— begin ROWS —

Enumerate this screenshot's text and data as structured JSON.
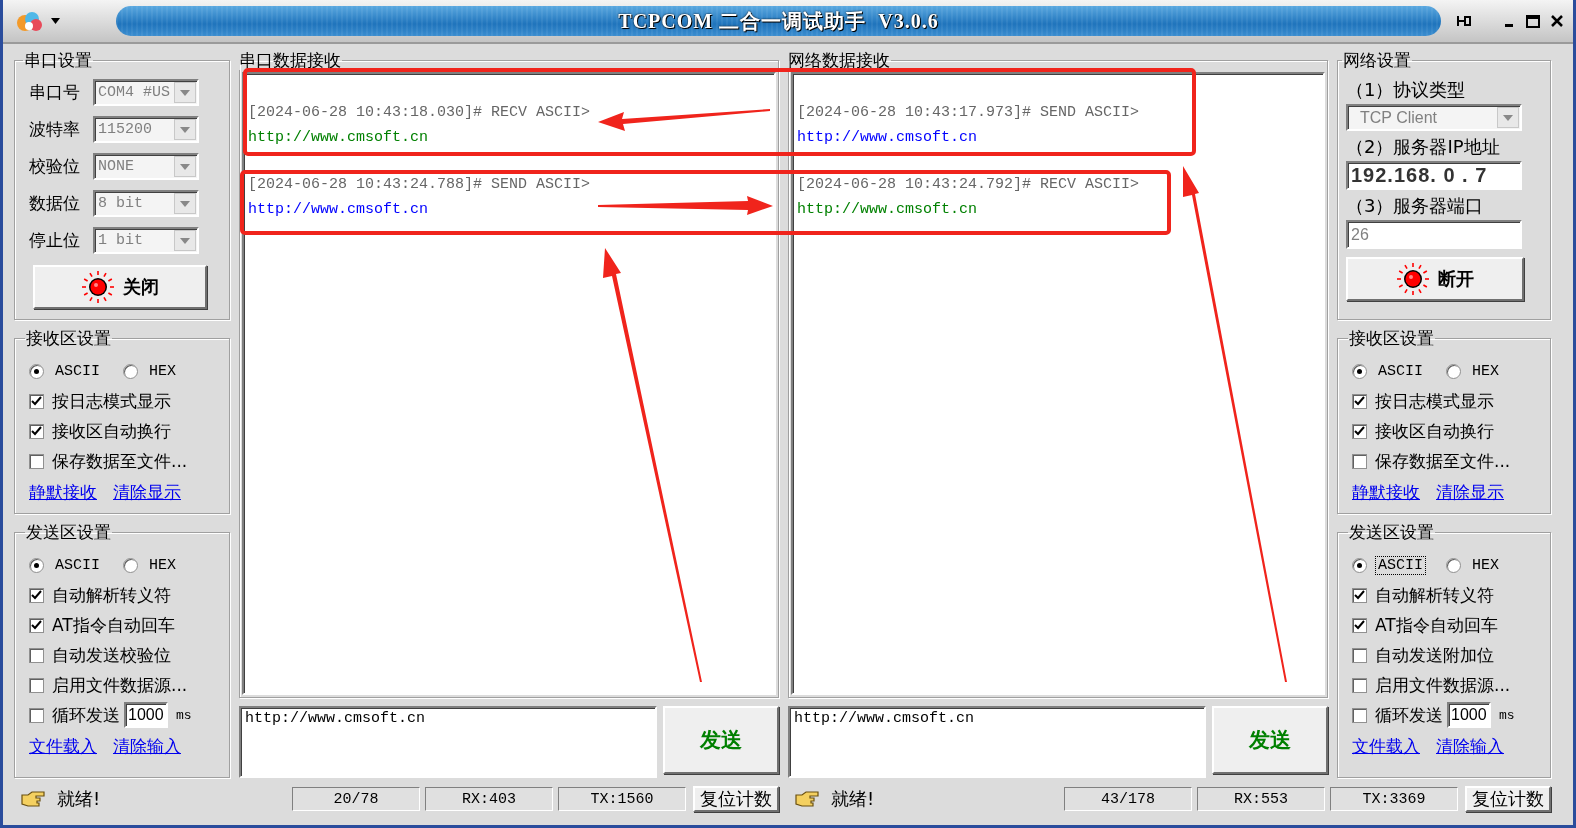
{
  "window": {
    "title": "TCPCOM 二合一调试助手  V3.0.6"
  },
  "serial_settings": {
    "title": "串口设置",
    "fields": [
      {
        "label": "串口号",
        "value": "COM4 #US"
      },
      {
        "label": "波特率",
        "value": "115200"
      },
      {
        "label": "校验位",
        "value": "NONE"
      },
      {
        "label": "数据位",
        "value": "8 bit"
      },
      {
        "label": "停止位",
        "value": "1 bit"
      }
    ],
    "button": "关闭"
  },
  "serial_receive_settings": {
    "title": "接收区设置",
    "modes": [
      {
        "label": "ASCII",
        "selected": true,
        "focused": false
      },
      {
        "label": "HEX",
        "selected": false,
        "focused": false
      }
    ],
    "options": [
      {
        "kind": "checkbox",
        "label": "按日志模式显示",
        "checked": true
      },
      {
        "kind": "checkbox",
        "label": "接收区自动换行",
        "checked": true
      },
      {
        "kind": "checkbox",
        "label": "保存数据至文件...",
        "checked": false
      }
    ],
    "links": [
      "静默接收",
      "清除显示"
    ]
  },
  "serial_send_settings": {
    "title": "发送区设置",
    "modes": [
      {
        "label": "ASCII",
        "selected": true,
        "focused": false
      },
      {
        "label": "HEX",
        "selected": false,
        "focused": false
      }
    ],
    "options": [
      {
        "kind": "checkbox",
        "label": "自动解析转义符",
        "checked": true
      },
      {
        "kind": "checkbox",
        "label": "AT指令自动回车",
        "checked": true
      },
      {
        "kind": "checkbox",
        "label": "自动发送校验位",
        "checked": false
      },
      {
        "kind": "checkbox",
        "label": "启用文件数据源...",
        "checked": false
      },
      {
        "kind": "interval",
        "label": "循环发送",
        "checked": false,
        "value": "1000",
        "unit": "ms"
      }
    ],
    "links": [
      "文件载入",
      "清除输入"
    ]
  },
  "serial_receive": {
    "title": "串口数据接收",
    "entries": [
      {
        "color": "#008000",
        "header": "[2024-06-28 10:43:18.030]# RECV ASCII>",
        "body": "http://www.cmsoft.cn"
      },
      {
        "color": "#0000ff",
        "header": "[2024-06-28 10:43:24.788]# SEND ASCII>",
        "body": "http://www.cmsoft.cn"
      }
    ]
  },
  "serial_send": {
    "value": "http://www.cmsoft.cn",
    "button": "发送"
  },
  "serial_status": {
    "message": "就绪!",
    "counters": [
      "20/78",
      "RX:403",
      "TX:1560"
    ],
    "reset_button": "复位计数"
  },
  "network_receive": {
    "title": "网络数据接收",
    "entries": [
      {
        "color": "#0000ff",
        "header": "[2024-06-28 10:43:17.973]# SEND ASCII>",
        "body": "http://www.cmsoft.cn"
      },
      {
        "color": "#008000",
        "header": "[2024-06-28 10:43:24.792]# RECV ASCII>",
        "body": "http://www.cmsoft.cn"
      }
    ]
  },
  "network_send": {
    "value": "http://www.cmsoft.cn",
    "button": "发送"
  },
  "network_status": {
    "message": "就绪!",
    "counters": [
      "43/178",
      "RX:553",
      "TX:3369"
    ],
    "reset_button": "复位计数"
  },
  "network_settings": {
    "title": "网络设置",
    "protocol_label": "（1）协议类型",
    "protocol": "TCP Client",
    "ip_label": "（2）服务器IP地址",
    "ip": "192.168. 0 . 7",
    "port_label": "（3）服务器端口",
    "port": "26",
    "button": "断开"
  },
  "network_receive_settings": {
    "title": "接收区设置",
    "modes": [
      {
        "label": "ASCII",
        "selected": true,
        "focused": false
      },
      {
        "label": "HEX",
        "selected": false,
        "focused": false
      }
    ],
    "options": [
      {
        "kind": "checkbox",
        "label": "按日志模式显示",
        "checked": true
      },
      {
        "kind": "checkbox",
        "label": "接收区自动换行",
        "checked": true
      },
      {
        "kind": "checkbox",
        "label": "保存数据至文件...",
        "checked": false
      }
    ],
    "links": [
      "静默接收",
      "清除显示"
    ]
  },
  "network_send_settings": {
    "title": "发送区设置",
    "modes": [
      {
        "label": "ASCII",
        "selected": true,
        "focused": true
      },
      {
        "label": "HEX",
        "selected": false,
        "focused": false
      }
    ],
    "options": [
      {
        "kind": "checkbox",
        "label": "自动解析转义符",
        "checked": true
      },
      {
        "kind": "checkbox",
        "label": "AT指令自动回车",
        "checked": true
      },
      {
        "kind": "checkbox",
        "label": "自动发送附加位",
        "checked": false
      },
      {
        "kind": "checkbox",
        "label": "启用文件数据源...",
        "checked": false
      },
      {
        "kind": "interval",
        "label": "循环发送",
        "checked": false,
        "value": "1000",
        "unit": "ms"
      }
    ],
    "links": [
      "文件载入",
      "清除输入"
    ]
  }
}
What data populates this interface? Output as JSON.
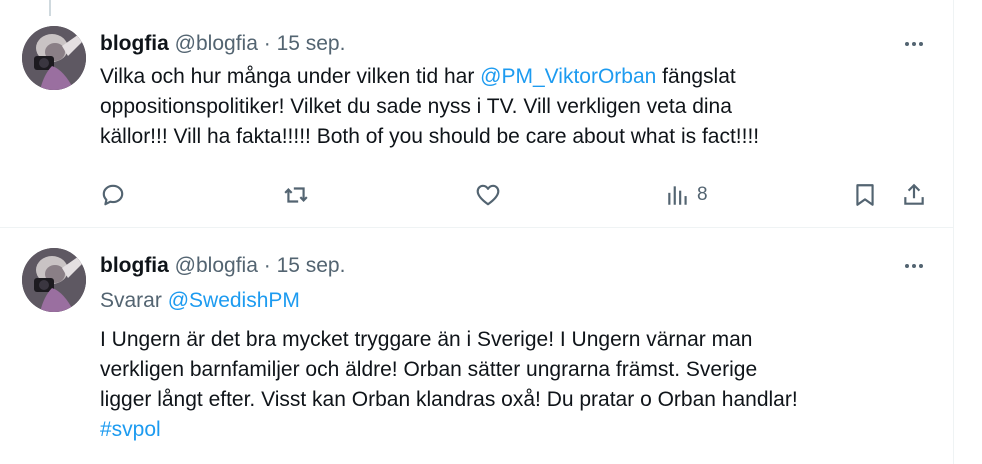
{
  "tweets": [
    {
      "author_name": "blogfia",
      "author_handle": "@blogfia",
      "separator": "·",
      "date": "15 sep.",
      "lines": [
        {
          "pre": "Vilka och hur många under vilken tid har ",
          "mention": "@PM_ViktorOrban",
          "post": " fängslat"
        },
        "oppositionspolitiker! Vilket du sade nyss i TV. Vill verkligen veta dina",
        "källor!!!  Vill ha fakta!!!!! Both of you should be care about what is fact!!!!"
      ],
      "views": "8"
    },
    {
      "author_name": "blogfia",
      "author_handle": "@blogfia",
      "separator": "·",
      "date": "15 sep.",
      "reply_prefix": "Svarar",
      "reply_handle": "@SwedishPM",
      "lines": [
        "I Ungern är det bra mycket tryggare än i Sverige! I Ungern värnar man",
        "verkligen barnfamiljer och äldre! Orban sätter ungrarna främst. Sverige",
        "ligger långt efter. Visst kan Orban klandras oxå! Du pratar o Orban handlar!"
      ],
      "hashtag": "#svpol"
    }
  ],
  "icons": {
    "more": "more-horizontal-icon",
    "reply": "reply-icon",
    "retweet": "retweet-icon",
    "like": "like-icon",
    "views": "views-icon",
    "bookmark": "bookmark-icon",
    "share": "share-icon"
  },
  "colors": {
    "accent": "#1d9bf0",
    "text": "#0f1419",
    "muted": "#536471",
    "border": "#eff3f4"
  }
}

— end ROWS —

● YOUR TASK:
Locate and copy each line in the data above that includes the word "this".

● WRITTEN REPLY:
Enumerate this screenshot's text and data as structured JSON.
What data populates this interface? Output as JSON.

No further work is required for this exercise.